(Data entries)
□ □ □

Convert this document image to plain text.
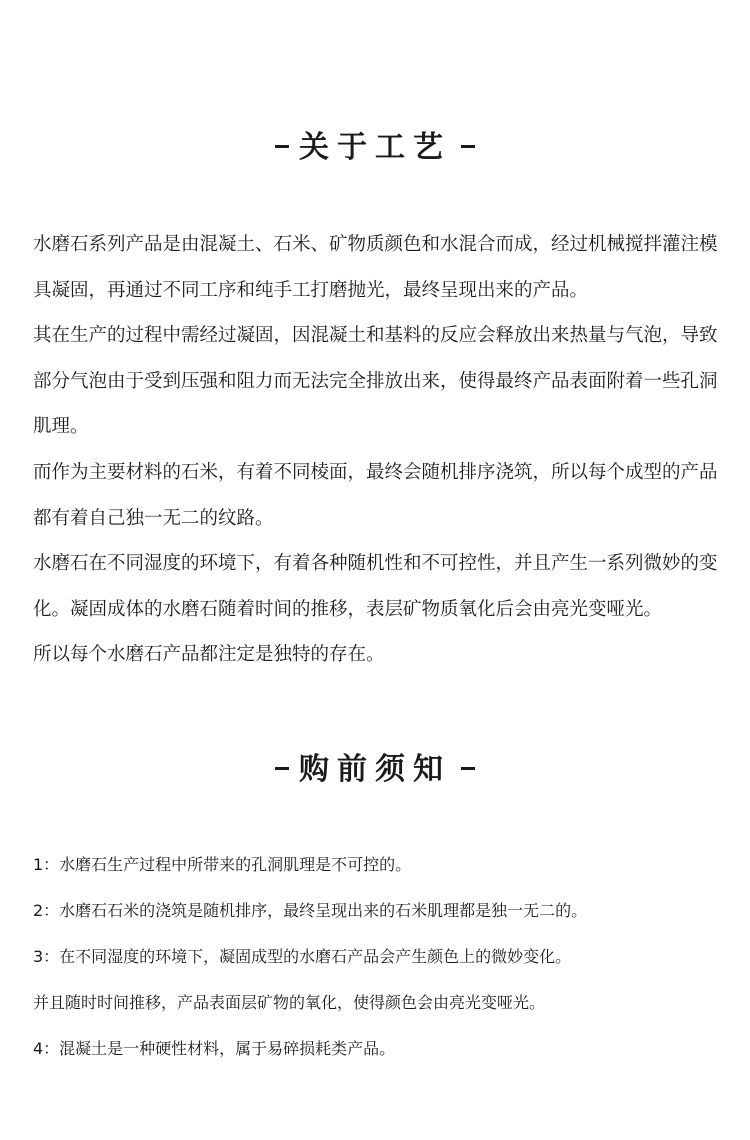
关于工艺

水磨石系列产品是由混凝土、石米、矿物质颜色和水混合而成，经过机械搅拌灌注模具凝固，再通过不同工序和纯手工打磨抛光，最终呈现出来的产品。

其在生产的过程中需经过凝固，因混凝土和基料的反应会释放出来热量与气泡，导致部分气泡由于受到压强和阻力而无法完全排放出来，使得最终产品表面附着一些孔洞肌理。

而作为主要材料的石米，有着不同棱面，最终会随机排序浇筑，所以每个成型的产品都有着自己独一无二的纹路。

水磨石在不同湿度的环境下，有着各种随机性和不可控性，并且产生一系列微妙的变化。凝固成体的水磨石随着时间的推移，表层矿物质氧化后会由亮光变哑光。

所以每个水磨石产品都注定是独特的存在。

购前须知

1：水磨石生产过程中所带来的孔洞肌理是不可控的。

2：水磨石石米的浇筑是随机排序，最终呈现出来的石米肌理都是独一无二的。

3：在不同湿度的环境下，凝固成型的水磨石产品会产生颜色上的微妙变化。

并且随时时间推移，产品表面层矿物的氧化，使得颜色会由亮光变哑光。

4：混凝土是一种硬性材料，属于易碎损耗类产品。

□ □ □

Task to complete -
Omit the pictures. Output every record above word for word.

Solution below -
Convert this document image to plain text.
关于工艺

水磨石系列产品是由混凝土、石米、矿物质颜色和水混合而成，经过机械搅拌灌注模具凝固，再通过不同工序和纯手工打磨抛光，最终呈现出来的产品。

其在生产的过程中需经过凝固，因混凝土和基料的反应会释放出来热量与气泡，导致部分气泡由于受到压强和阻力而无法完全排放出来，使得最终产品表面附着一些孔洞肌理。

而作为主要材料的石米，有着不同棱面，最终会随机排序浇筑，所以每个成型的产品都有着自己独一无二的纹路。

水磨石在不同湿度的环境下，有着各种随机性和不可控性，并且产生一系列微妙的变化。凝固成体的水磨石随着时间的推移，表层矿物质氧化后会由亮光变哑光。

所以每个水磨石产品都注定是独特的存在。

购前须知

1：水磨石生产过程中所带来的孔洞肌理是不可控的。

2：水磨石石米的浇筑是随机排序，最终呈现出来的石米肌理都是独一无二的。

3：在不同湿度的环境下，凝固成型的水磨石产品会产生颜色上的微妙变化。

并且随时时间推移，产品表面层矿物的氧化，使得颜色会由亮光变哑光。

4：混凝土是一种硬性材料，属于易碎损耗类产品。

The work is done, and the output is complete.